### DATA LINES

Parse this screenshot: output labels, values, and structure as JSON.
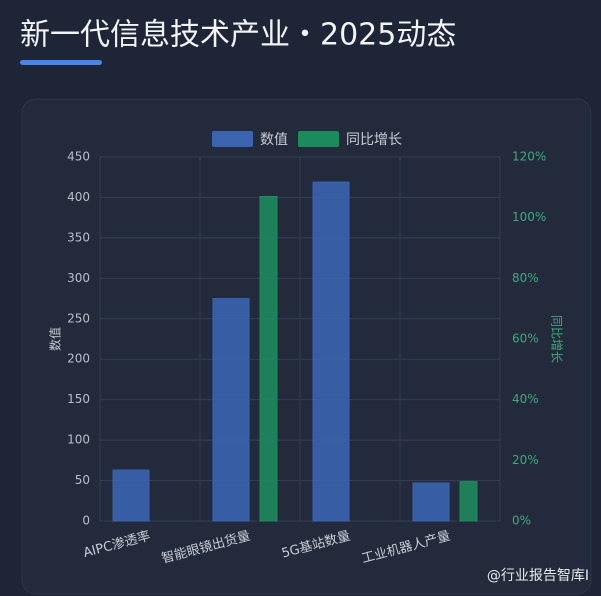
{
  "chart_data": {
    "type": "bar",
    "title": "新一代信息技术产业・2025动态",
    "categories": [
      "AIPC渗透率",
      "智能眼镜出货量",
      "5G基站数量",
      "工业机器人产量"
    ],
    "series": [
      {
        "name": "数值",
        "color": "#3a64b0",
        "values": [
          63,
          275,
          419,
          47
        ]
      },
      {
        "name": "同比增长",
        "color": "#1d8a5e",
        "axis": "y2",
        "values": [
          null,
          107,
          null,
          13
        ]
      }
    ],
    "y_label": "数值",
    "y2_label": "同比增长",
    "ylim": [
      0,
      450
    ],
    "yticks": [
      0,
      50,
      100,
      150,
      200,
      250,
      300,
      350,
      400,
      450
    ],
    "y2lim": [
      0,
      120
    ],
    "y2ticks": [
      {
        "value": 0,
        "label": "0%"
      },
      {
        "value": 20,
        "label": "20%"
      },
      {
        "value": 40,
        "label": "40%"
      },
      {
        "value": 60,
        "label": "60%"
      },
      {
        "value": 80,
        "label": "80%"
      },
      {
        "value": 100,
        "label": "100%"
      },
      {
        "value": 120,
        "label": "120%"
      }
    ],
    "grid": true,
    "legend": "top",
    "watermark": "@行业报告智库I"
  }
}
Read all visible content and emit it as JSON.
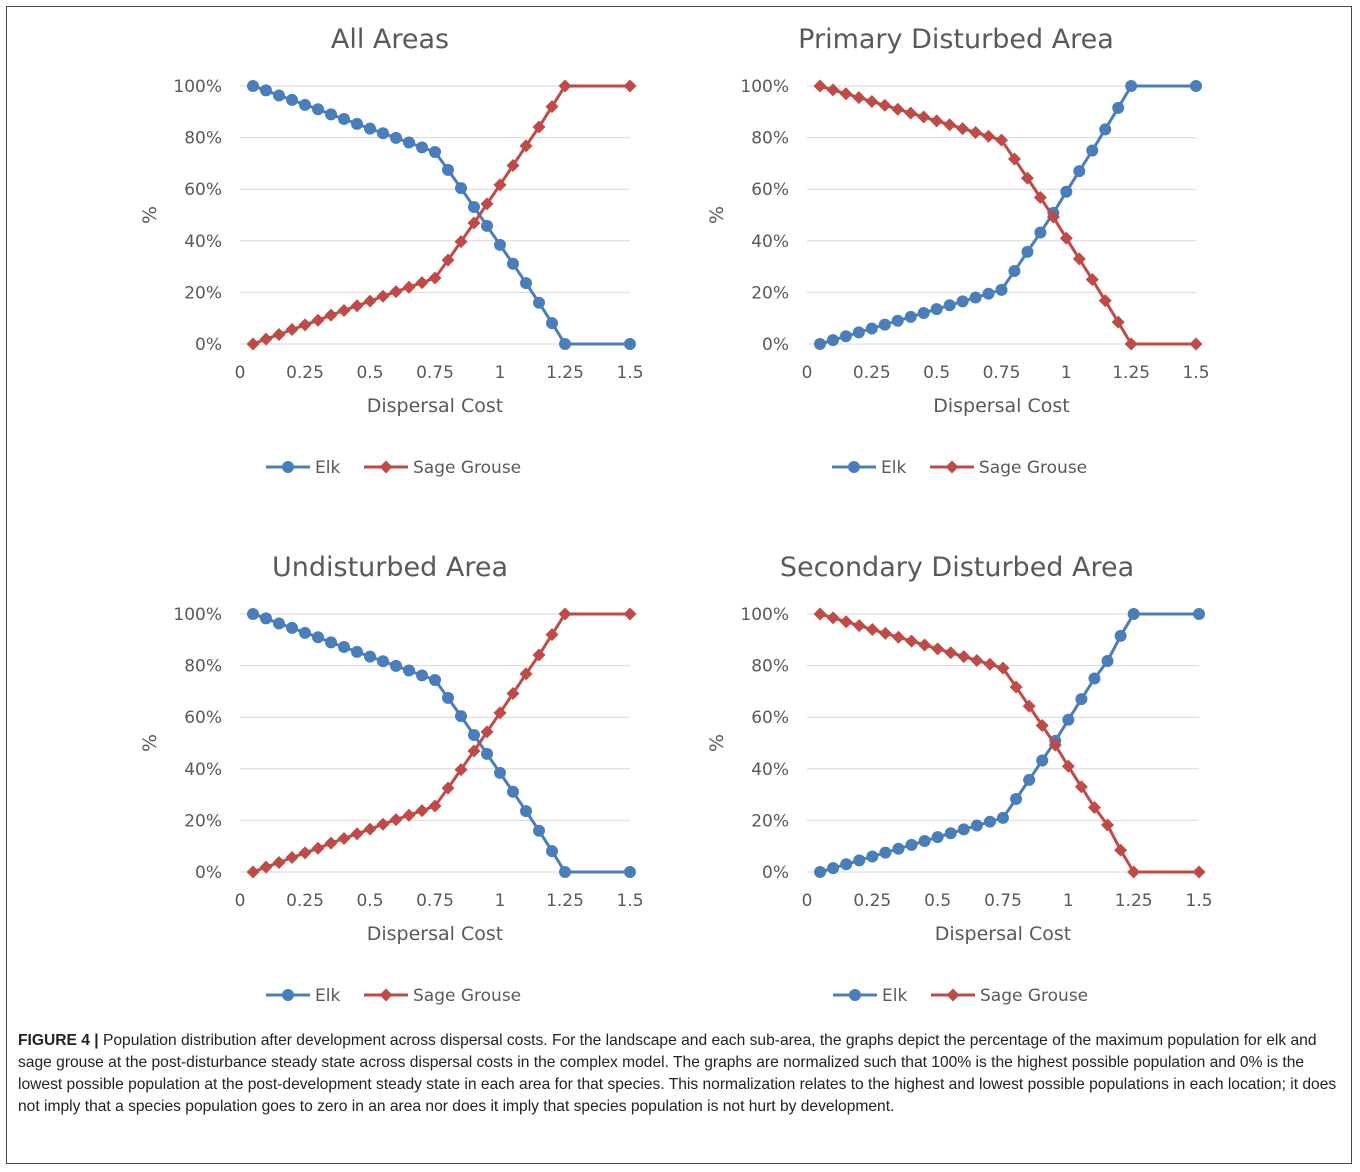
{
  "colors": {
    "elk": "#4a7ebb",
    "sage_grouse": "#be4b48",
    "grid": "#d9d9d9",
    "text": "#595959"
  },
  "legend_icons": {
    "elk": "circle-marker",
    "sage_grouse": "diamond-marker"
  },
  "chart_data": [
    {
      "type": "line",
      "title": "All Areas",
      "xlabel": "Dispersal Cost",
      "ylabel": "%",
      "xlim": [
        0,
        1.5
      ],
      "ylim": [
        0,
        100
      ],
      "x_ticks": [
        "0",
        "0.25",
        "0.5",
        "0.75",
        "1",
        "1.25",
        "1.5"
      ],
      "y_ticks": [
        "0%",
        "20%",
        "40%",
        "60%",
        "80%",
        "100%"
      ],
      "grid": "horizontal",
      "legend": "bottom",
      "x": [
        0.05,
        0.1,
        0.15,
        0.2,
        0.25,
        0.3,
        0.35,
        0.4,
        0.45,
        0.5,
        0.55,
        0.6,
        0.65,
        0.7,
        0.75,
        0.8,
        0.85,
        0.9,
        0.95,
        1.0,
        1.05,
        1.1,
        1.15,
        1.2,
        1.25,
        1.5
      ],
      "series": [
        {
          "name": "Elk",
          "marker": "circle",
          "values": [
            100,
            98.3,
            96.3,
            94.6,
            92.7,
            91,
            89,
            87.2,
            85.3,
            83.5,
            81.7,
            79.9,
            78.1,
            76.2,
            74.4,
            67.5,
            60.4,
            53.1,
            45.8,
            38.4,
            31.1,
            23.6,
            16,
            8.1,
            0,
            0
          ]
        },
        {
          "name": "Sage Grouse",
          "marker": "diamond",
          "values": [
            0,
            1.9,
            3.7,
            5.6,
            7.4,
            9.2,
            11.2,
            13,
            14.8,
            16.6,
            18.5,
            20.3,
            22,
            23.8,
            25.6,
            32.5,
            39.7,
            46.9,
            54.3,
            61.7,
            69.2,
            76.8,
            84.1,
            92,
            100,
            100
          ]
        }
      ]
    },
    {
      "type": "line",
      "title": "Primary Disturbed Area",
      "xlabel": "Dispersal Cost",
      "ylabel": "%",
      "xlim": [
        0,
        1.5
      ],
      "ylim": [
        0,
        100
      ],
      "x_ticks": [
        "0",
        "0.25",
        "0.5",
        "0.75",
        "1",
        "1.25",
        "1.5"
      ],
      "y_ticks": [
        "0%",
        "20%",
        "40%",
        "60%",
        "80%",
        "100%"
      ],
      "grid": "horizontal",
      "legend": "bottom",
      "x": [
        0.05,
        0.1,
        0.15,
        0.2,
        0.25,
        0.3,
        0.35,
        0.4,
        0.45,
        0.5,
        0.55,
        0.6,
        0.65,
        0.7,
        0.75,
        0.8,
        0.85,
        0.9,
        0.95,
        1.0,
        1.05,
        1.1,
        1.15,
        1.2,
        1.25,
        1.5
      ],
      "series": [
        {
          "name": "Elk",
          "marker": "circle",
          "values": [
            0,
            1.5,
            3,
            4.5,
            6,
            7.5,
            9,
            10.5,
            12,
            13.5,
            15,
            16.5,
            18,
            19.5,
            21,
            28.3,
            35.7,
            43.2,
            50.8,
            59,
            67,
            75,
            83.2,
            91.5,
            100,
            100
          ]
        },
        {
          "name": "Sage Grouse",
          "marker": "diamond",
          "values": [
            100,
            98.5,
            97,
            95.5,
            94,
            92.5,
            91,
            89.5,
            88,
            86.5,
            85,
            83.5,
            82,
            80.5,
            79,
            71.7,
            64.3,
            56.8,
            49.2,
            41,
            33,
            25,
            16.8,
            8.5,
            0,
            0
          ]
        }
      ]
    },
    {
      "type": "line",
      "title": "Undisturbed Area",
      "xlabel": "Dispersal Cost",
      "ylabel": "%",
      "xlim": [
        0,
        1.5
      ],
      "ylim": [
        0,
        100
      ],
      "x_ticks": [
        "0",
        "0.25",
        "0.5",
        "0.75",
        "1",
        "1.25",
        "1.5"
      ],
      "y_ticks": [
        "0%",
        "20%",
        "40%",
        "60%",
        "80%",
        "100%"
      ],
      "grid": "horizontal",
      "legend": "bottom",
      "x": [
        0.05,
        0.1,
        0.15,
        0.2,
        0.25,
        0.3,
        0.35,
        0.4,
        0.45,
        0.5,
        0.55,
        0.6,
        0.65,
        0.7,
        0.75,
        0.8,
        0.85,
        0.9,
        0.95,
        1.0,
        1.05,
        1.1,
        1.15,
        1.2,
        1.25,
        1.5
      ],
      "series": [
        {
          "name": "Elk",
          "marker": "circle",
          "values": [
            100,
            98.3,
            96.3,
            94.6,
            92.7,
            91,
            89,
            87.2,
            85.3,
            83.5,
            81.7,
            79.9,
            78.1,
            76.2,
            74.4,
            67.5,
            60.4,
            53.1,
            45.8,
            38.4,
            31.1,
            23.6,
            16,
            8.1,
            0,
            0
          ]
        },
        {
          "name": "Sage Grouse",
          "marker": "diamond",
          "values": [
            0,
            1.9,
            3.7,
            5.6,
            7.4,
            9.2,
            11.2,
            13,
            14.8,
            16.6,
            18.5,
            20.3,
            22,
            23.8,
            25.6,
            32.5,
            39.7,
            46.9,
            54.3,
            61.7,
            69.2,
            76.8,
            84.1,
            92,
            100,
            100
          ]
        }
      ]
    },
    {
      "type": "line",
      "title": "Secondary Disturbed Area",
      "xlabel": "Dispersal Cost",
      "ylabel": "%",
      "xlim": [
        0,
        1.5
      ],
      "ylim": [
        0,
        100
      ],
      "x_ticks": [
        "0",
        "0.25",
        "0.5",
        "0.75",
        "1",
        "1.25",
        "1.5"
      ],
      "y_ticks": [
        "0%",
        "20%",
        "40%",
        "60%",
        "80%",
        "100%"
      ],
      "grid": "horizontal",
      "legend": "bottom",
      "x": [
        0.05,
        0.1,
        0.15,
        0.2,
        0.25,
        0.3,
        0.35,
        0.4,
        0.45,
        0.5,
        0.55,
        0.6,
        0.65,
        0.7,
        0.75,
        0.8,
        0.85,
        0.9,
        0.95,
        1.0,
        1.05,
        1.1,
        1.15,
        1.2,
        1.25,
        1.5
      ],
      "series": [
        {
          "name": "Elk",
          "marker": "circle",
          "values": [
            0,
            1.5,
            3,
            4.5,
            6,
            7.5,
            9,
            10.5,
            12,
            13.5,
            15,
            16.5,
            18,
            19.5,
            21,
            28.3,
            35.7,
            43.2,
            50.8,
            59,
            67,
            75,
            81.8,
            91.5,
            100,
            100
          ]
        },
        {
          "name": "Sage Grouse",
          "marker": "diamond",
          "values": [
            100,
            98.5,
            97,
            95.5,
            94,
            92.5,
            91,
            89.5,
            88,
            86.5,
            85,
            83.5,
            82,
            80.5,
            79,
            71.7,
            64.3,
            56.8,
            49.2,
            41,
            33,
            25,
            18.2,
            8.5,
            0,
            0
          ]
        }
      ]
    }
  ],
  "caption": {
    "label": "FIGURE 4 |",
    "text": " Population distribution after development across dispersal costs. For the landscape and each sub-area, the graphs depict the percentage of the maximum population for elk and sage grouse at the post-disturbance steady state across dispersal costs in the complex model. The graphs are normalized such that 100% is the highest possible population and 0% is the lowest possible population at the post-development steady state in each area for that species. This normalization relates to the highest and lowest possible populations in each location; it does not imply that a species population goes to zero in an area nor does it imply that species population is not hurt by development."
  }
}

######
### DATA LINES

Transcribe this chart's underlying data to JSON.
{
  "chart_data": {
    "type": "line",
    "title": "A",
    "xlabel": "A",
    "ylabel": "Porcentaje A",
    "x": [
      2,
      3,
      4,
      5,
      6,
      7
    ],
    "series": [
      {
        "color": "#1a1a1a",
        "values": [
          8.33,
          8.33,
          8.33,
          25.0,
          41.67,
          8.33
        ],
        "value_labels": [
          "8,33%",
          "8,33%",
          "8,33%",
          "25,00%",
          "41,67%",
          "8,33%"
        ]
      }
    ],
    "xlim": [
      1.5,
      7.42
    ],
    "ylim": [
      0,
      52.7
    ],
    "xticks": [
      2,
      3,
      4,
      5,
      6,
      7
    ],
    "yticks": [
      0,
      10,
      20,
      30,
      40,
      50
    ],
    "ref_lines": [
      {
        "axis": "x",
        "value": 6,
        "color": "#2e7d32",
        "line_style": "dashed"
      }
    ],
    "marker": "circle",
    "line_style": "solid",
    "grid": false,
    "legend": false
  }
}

######
### DATA LINES

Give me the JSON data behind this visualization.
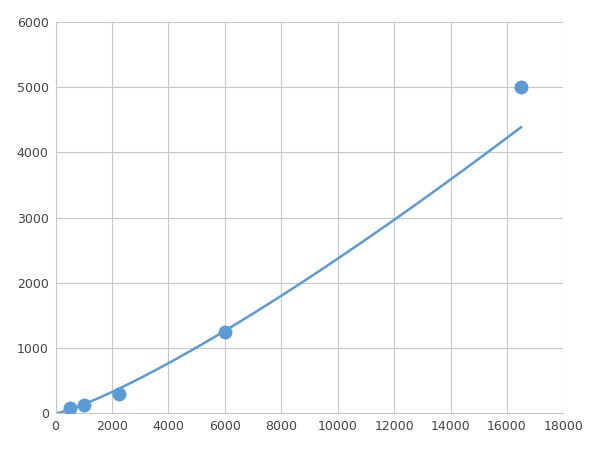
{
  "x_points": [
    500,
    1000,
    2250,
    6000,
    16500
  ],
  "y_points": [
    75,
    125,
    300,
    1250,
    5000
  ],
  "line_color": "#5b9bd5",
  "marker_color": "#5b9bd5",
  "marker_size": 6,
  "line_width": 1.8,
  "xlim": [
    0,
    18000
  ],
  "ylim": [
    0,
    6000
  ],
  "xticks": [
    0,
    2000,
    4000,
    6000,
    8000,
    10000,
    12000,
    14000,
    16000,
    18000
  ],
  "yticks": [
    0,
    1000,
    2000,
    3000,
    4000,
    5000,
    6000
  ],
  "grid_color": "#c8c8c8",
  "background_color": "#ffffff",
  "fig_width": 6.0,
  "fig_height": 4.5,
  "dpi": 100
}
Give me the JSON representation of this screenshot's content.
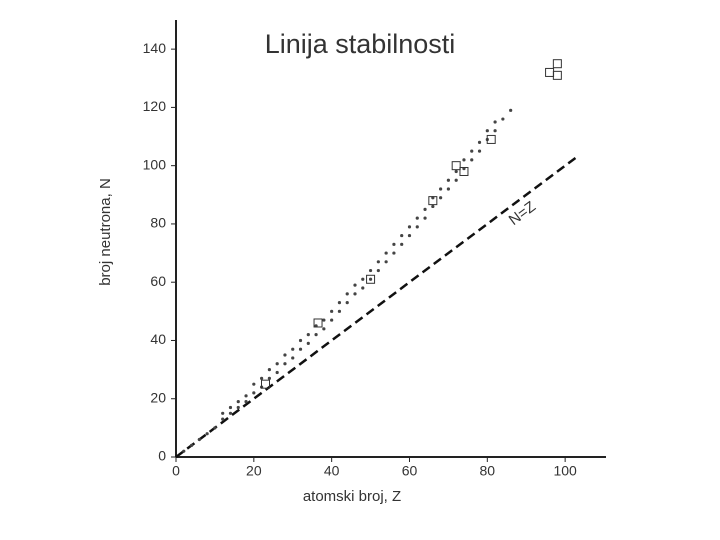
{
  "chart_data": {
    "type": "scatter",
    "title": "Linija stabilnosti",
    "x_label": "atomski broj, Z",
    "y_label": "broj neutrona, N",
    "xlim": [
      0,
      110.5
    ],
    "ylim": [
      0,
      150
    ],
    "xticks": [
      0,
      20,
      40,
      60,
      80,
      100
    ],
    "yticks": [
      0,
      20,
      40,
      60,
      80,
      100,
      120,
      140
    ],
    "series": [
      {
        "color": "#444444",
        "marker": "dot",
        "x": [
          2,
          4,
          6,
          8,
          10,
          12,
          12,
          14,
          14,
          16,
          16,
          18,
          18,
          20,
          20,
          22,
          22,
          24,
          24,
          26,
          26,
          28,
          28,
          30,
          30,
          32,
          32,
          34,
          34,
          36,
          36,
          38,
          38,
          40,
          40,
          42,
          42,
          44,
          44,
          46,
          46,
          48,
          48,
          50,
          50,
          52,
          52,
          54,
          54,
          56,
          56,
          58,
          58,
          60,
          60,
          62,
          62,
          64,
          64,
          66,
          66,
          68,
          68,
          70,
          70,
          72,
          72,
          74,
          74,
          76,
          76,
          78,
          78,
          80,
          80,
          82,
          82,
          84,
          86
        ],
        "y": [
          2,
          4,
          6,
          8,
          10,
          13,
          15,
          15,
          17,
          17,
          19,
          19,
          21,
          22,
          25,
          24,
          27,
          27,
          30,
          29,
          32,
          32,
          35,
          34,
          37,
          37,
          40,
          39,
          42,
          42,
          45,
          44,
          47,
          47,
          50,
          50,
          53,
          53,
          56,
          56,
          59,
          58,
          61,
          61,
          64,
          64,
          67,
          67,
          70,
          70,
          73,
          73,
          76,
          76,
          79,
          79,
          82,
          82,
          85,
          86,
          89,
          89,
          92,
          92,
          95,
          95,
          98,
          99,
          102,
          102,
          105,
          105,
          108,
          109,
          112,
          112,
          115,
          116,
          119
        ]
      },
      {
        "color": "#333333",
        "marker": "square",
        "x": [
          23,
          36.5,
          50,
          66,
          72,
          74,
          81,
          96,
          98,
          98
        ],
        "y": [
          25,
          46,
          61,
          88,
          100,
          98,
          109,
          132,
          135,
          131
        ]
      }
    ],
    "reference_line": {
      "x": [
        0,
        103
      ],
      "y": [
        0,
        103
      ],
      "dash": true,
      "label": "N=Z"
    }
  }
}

######

Show all lines from the data above in which the word "broj" appears.

> **REPLY**:
    "x_label": "atomski broj, Z",
    "y_label": "broj neutrona, N",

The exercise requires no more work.